Gather every line in the records below that contains the word "tipo".

Information given:
%%
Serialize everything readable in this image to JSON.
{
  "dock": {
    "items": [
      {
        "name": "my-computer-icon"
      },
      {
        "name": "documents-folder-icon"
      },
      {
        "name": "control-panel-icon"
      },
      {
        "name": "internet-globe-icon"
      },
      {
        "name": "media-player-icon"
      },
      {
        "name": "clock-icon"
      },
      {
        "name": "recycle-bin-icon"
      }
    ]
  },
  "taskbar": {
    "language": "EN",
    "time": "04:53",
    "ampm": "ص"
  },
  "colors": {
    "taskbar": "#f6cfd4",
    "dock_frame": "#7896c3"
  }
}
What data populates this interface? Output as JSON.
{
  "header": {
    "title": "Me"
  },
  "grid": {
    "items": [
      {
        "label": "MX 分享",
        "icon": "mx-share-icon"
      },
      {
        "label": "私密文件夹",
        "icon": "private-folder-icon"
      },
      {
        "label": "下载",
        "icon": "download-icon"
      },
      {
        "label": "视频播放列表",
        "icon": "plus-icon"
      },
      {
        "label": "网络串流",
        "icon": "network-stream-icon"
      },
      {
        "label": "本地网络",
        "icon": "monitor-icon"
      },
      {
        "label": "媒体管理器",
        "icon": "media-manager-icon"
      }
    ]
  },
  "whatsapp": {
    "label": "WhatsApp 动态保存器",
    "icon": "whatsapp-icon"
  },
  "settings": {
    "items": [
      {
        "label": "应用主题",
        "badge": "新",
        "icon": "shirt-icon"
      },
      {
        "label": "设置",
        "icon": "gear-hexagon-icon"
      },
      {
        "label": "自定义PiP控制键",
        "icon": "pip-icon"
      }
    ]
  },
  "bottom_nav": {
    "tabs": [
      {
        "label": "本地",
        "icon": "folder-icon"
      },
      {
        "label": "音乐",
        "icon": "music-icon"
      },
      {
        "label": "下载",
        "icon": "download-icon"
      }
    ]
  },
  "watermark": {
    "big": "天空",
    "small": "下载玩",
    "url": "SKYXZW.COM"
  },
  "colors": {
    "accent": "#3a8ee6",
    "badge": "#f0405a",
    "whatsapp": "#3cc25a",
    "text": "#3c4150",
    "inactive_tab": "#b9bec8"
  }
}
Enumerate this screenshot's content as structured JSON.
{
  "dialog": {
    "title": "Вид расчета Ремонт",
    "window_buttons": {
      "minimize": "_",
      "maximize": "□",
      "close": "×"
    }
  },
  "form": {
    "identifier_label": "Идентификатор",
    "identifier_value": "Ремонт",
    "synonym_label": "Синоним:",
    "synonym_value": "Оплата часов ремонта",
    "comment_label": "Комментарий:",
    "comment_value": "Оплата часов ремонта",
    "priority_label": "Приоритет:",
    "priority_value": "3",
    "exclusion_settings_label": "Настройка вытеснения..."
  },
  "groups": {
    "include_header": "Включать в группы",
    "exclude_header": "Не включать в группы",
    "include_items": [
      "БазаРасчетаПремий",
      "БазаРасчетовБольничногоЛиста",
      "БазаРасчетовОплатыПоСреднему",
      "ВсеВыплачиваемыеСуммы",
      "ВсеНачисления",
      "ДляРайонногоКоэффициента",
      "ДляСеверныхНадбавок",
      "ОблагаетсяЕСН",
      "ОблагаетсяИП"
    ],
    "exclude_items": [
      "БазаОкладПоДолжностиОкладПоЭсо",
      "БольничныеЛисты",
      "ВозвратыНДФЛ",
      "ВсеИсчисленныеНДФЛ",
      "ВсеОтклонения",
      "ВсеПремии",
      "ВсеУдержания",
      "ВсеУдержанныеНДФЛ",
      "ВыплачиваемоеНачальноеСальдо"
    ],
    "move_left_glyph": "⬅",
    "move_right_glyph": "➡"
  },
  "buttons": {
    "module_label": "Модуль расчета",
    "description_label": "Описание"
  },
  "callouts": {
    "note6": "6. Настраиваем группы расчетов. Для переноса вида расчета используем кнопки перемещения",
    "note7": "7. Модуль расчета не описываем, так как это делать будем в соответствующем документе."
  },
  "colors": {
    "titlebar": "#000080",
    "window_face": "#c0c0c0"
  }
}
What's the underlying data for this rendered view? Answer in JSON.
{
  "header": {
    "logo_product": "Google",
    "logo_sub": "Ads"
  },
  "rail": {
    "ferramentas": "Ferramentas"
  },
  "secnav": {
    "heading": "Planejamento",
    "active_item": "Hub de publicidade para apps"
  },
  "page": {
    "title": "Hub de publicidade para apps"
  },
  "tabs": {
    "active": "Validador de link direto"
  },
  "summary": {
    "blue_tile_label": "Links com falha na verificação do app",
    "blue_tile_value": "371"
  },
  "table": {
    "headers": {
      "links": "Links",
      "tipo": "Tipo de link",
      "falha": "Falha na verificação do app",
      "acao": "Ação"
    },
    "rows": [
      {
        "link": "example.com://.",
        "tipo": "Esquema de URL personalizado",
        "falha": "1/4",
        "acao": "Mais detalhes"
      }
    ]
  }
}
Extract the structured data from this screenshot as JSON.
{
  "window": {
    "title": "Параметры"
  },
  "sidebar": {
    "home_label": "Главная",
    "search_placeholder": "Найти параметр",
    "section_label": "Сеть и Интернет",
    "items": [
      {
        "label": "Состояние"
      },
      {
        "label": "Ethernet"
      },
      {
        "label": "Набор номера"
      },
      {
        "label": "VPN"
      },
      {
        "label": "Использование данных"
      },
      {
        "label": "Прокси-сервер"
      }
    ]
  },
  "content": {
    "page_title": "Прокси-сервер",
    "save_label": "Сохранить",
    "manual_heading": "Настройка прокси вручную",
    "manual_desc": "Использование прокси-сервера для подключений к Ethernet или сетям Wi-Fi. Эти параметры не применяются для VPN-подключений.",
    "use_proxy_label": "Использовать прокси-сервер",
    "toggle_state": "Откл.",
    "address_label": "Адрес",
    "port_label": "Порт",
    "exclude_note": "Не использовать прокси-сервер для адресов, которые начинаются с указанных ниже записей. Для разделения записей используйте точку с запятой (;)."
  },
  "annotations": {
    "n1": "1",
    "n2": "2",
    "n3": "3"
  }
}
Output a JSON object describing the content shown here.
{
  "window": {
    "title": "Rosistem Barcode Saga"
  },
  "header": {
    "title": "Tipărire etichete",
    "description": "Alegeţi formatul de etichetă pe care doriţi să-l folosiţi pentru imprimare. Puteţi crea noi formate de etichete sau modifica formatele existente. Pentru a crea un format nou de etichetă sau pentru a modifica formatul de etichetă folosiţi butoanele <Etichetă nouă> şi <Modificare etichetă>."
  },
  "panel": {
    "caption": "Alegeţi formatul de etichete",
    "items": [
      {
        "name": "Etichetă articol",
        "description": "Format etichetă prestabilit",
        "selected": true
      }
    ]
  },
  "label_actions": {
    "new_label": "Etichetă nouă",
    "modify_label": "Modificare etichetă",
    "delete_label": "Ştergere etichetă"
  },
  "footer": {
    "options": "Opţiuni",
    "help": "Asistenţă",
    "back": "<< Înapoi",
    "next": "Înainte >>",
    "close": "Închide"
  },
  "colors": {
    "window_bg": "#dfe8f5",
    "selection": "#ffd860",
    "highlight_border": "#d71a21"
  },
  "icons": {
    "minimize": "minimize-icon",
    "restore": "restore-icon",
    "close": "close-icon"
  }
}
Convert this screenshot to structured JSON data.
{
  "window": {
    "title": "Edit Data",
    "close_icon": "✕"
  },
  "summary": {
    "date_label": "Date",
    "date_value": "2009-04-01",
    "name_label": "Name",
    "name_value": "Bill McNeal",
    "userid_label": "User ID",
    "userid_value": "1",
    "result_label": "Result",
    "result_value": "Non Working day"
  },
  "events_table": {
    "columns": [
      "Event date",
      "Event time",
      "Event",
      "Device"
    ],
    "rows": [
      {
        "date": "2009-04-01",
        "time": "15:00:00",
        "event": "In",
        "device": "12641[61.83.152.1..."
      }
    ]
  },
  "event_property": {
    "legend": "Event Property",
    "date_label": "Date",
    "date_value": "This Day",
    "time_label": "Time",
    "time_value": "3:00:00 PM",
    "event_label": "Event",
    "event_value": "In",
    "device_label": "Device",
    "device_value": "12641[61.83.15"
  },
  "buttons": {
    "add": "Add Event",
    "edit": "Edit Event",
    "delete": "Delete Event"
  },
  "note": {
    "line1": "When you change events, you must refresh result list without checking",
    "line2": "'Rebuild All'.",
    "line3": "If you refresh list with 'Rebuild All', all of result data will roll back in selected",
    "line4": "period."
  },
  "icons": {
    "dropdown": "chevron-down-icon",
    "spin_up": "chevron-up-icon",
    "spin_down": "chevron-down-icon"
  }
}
%%
The solution:
      "tipo": "Tipo de link",
        "tipo": "Esquema de URL personalizado",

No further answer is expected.